:: Raw data

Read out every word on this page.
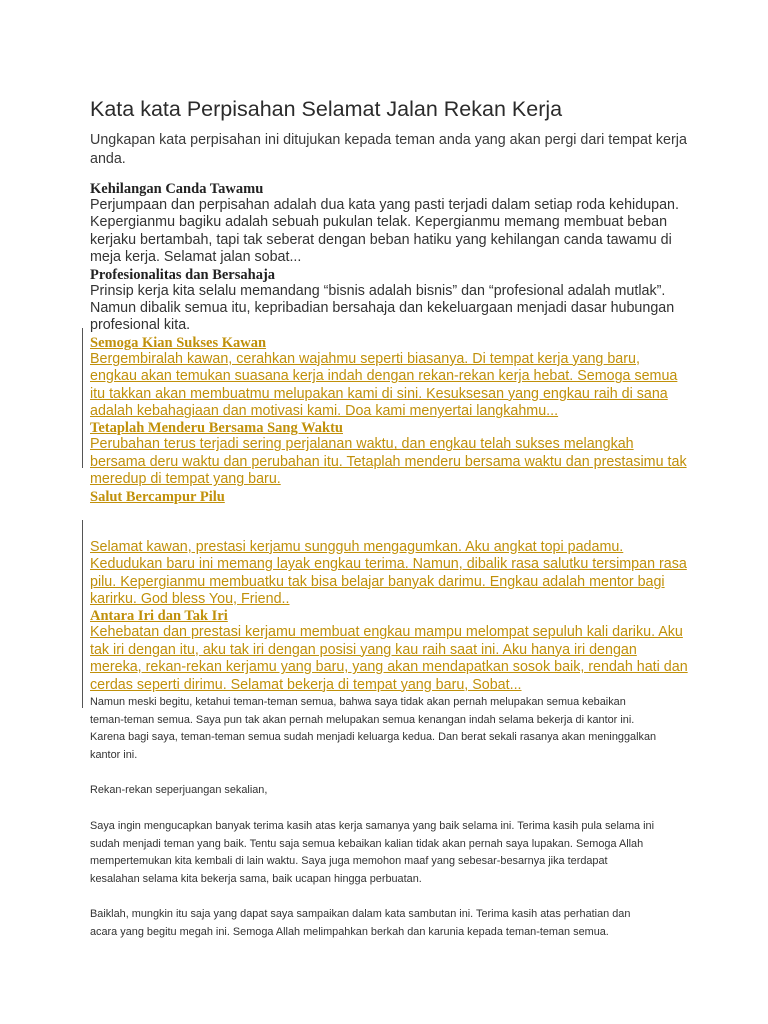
Kata kata Perpisahan Selamat Jalan Rekan Kerja

Ungkapan kata perpisahan ini ditujukan kepada teman anda yang akan pergi dari tempat kerja anda.

Kehilangan Canda Tawamu

Perjumpaan dan perpisahan adalah dua kata yang pasti terjadi dalam setiap roda kehidupan. Kepergianmu bagiku adalah sebuah pukulan telak. Kepergianmu memang membuat beban kerjaku bertambah, tapi tak seberat dengan beban hatiku yang kehilangan canda tawamu di meja kerja. Selamat jalan sobat...

Profesionalitas dan Bersahaja

Prinsip kerja kita selalu memandang “bisnis adalah bisnis” dan “profesional adalah mutlak”. Namun dibalik semua itu, kepribadian bersahaja dan kekeluargaan menjadi dasar hubungan profesional kita.

Semoga Kian Sukses Kawan

Bergembiralah kawan, cerahkan wajahmu seperti biasanya. Di tempat kerja yang baru, engkau akan temukan suasana kerja indah dengan rekan-rekan kerja hebat. Semoga semua itu takkan akan membuatmu melupakan kami di sini. Kesuksesan yang engkau raih di sana adalah kebahagiaan dan motivasi kami. Doa kami menyertai langkahmu...

Tetaplah Menderu Bersama Sang Waktu

Perubahan terus terjadi sering perjalanan waktu, dan engkau telah sukses melangkah bersama deru waktu dan perubahan itu. Tetaplah menderu bersama waktu dan prestasimu tak meredup di tempat yang baru.

Salut Bercampur Pilu

Selamat kawan, prestasi kerjamu sungguh mengagumkan. Aku angkat topi padamu. Kedudukan baru ini memang layak engkau terima. Namun, dibalik rasa salutku tersimpan rasa pilu. Kepergianmu membuatku tak bisa belajar banyak darimu. Engkau adalah mentor bagi karirku. God bless You, Friend..

Antara Iri dan Tak Iri

Kehebatan dan prestasi kerjamu membuat engkau mampu melompat sepuluh kali dariku. Aku tak iri dengan itu, aku tak iri dengan posisi yang kau raih saat ini. Aku hanya iri dengan mereka, rekan-rekan kerjamu yang baru, yang akan mendapatkan sosok baik, rendah hati dan cerdas seperti dirimu. Selamat bekerja di tempat yang baru, Sobat...

Namun meski begitu, ketahui teman-teman semua, bahwa saya tidak akan pernah melupakan semua kebaikan

teman-teman semua. Saya pun tak akan pernah melupakan semua kenangan indah selama bekerja di kantor ini.

Karena bagi saya, teman-teman semua sudah menjadi keluarga kedua. Dan berat sekali rasanya akan meninggalkan

kantor ini.

Rekan-rekan seperjuangan sekalian,

Saya ingin mengucapkan banyak terima kasih atas kerja samanya yang baik selama ini. Terima kasih pula selama ini

sudah menjadi teman yang baik. Tentu saja semua kebaikan kalian tidak akan pernah saya lupakan. Semoga Allah

mempertemukan kita kembali di lain waktu. Saya juga memohon maaf yang sebesar-besarnya jika terdapat

kesalahan selama kita bekerja sama, baik ucapan hingga perbuatan.

Baiklah, mungkin itu saja yang dapat saya sampaikan dalam kata sambutan ini. Terima kasih atas perhatian dan

acara yang begitu megah ini. Semoga Allah melimpahkan berkah dan karunia kepada teman-teman semua.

::::

● **Problem statement**: Output all the records, word for word, with no pictures in the copy.

● **Solution to the exercise**:
Read out every word on this page.
Kata kata Perpisahan Selamat Jalan Rekan Kerja

Ungkapan kata perpisahan ini ditujukan kepada teman anda yang akan pergi dari tempat kerja anda.

Kehilangan Canda Tawamu

Perjumpaan dan perpisahan adalah dua kata yang pasti terjadi dalam setiap roda kehidupan. Kepergianmu bagiku adalah sebuah pukulan telak. Kepergianmu memang membuat beban kerjaku bertambah, tapi tak seberat dengan beban hatiku yang kehilangan canda tawamu di meja kerja. Selamat jalan sobat...

Profesionalitas dan Bersahaja

Prinsip kerja kita selalu memandang “bisnis adalah bisnis” dan “profesional adalah mutlak”. Namun dibalik semua itu, kepribadian bersahaja dan kekeluargaan menjadi dasar hubungan profesional kita.

Semoga Kian Sukses Kawan

Bergembiralah kawan, cerahkan wajahmu seperti biasanya. Di tempat kerja yang baru, engkau akan temukan suasana kerja indah dengan rekan-rekan kerja hebat. Semoga semua itu takkan akan membuatmu melupakan kami di sini. Kesuksesan yang engkau raih di sana adalah kebahagiaan dan motivasi kami. Doa kami menyertai langkahmu...

Tetaplah Menderu Bersama Sang Waktu

Perubahan terus terjadi sering perjalanan waktu, dan engkau telah sukses melangkah bersama deru waktu dan perubahan itu. Tetaplah menderu bersama waktu dan prestasimu tak meredup di tempat yang baru.

Salut Bercampur Pilu

Selamat kawan, prestasi kerjamu sungguh mengagumkan. Aku angkat topi padamu. Kedudukan baru ini memang layak engkau terima. Namun, dibalik rasa salutku tersimpan rasa pilu. Kepergianmu membuatku tak bisa belajar banyak darimu. Engkau adalah mentor bagi karirku. God bless You, Friend..

Antara Iri dan Tak Iri

Kehebatan dan prestasi kerjamu membuat engkau mampu melompat sepuluh kali dariku. Aku tak iri dengan itu, aku tak iri dengan posisi yang kau raih saat ini. Aku hanya iri dengan mereka, rekan-rekan kerjamu yang baru, yang akan mendapatkan sosok baik, rendah hati dan cerdas seperti dirimu. Selamat bekerja di tempat yang baru, Sobat...

Namun meski begitu, ketahui teman-teman semua, bahwa saya tidak akan pernah melupakan semua kebaikan

teman-teman semua. Saya pun tak akan pernah melupakan semua kenangan indah selama bekerja di kantor ini.

Karena bagi saya, teman-teman semua sudah menjadi keluarga kedua. Dan berat sekali rasanya akan meninggalkan

kantor ini.

Rekan-rekan seperjuangan sekalian,

Saya ingin mengucapkan banyak terima kasih atas kerja samanya yang baik selama ini. Terima kasih pula selama ini

sudah menjadi teman yang baik. Tentu saja semua kebaikan kalian tidak akan pernah saya lupakan. Semoga Allah

mempertemukan kita kembali di lain waktu. Saya juga memohon maaf yang sebesar-besarnya jika terdapat

kesalahan selama kita bekerja sama, baik ucapan hingga perbuatan.

Baiklah, mungkin itu saja yang dapat saya sampaikan dalam kata sambutan ini. Terima kasih atas perhatian dan

acara yang begitu megah ini. Semoga Allah melimpahkan berkah dan karunia kepada teman-teman semua.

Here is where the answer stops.